**Исходный фрагмент**:
######

Рубен Назарьян. «Самый обычный гениальный человек»

Категория: Публицистика Опубликовано: 11.02.2019

(к 125-летию со дня рождения Е. Д. Поливанова)

Начало научному изучению узбекского языка было положено 140 лет тому назад, когда в Санкт-Петербурге небольшим тиражом была издана книга «Грамматика турецкая, персидская, киргизская и узбекская» (1875 год). Автор ее, бывший туркестанский офицер Михаил Терентьев, в означенное время работавший в прокуратуре Петербургского военно-окружного суда, год спустя был удостоен за нее высокой награды – бриллиантового перстня из рук российского императора Александра II. В последовавшие затем десятилетия лингвистами России и Туркестанского края предпринимались отдельные – удачные и дилетантские – попытки внести свой вклад в названную отрасль языкознания. Однако же, вне всякого сомнения, наиболее значимые результаты в изучение различных аспектов узбекского языка внесли работы выдающегося лингвиста XX столетия Е. Д. Поливанова…

В августе 1921 года в столицу Туркестанской автономной республики – Ташкент – «для налаживания научных связей» с российскими вузами и научными центрами был командирован из Москвы профессор Е. Д. Поливанов. К своим тридцати годам он уже успел проявить себя не только в научной и преподавательской деятельности.
Евгений Поливанов родился в 1891 году в семье потомственного дворянина в Смоленске. Отец его, бывший офицер, выйдя в отставку, три десятилетия прослужил в железнодорожном ведомстве. Получив начальное домашнее образование, Женя поступил в рижскую гимназию, после окончания которой в 1908 году стал студентом Восточной академии в Петербурге. А затем еще один год Поливанов провел в стенах Петербургского университета, обучаясь сразу на двух факультетах – восточном и историко-филологическом. С 1912 по 1915 годы преподавал русский, французский и латинский языки в частной гимназии. В 1915 году он, сдав магистерский экзамен, стал приват-доцентом по японскому языку и сравнительному языкознанию, а пять лет спустя – профессором столичного университета. В эти годы он трижды побывал в Японии, а также в Китае и Корее. После большевистского переворота Поливанов, как признанный ­специалист-востоковед, некоторое время служил заместителем Наркома иностранных дел Л. Д. Троцкого и одновременно заведовал Восточным отделом Коминтерна…
Кратковременная командировка в Ташкент затянулась на целое пятилетие: руководство республики уговорило центр оставить видного специалиста для подготовки местных научных и педагогических кадров. Поливанова трудоустраивают на профессорскую должность сразу в два высших учебных заведения – в Среднеазиатский государственный университет и Туркестанский Восточный институт, в которых он стал читать лекционные курсы по общему языкознанию и тюркским языкам. Помимо этого Евгений Дмитриевич исполнял по совместительству еще и обязанности заместителя председателя Государственного ученого совета (ГУС) при Наркомпросе Туркестана.

######

**Задание**: Верните без изменений отрывок из статьи о Поливанове, начиная со слов «В августе 1921» и заканчивая словами «и преподавательской деятельности.». Следующие строки взяты из другого источника.

**Данные**:

######

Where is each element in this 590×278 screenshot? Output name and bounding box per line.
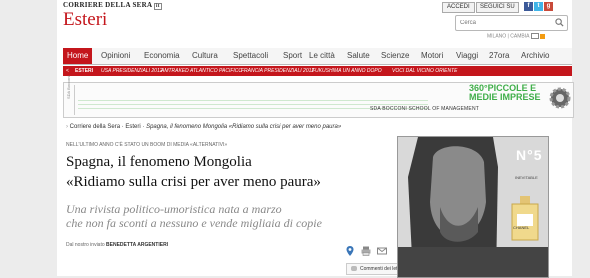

######

**Правильный ответ**:
В августе 1921 года в столицу Туркестанской автономной республики – Ташкент – «для налаживания научных связей» с российскими вузами и научными центрами был командирован из Москвы профессор Е. Д. Поливанов. К своим тридцати годам он уже успел проявить себя не только в научной и преподавательской деятельности.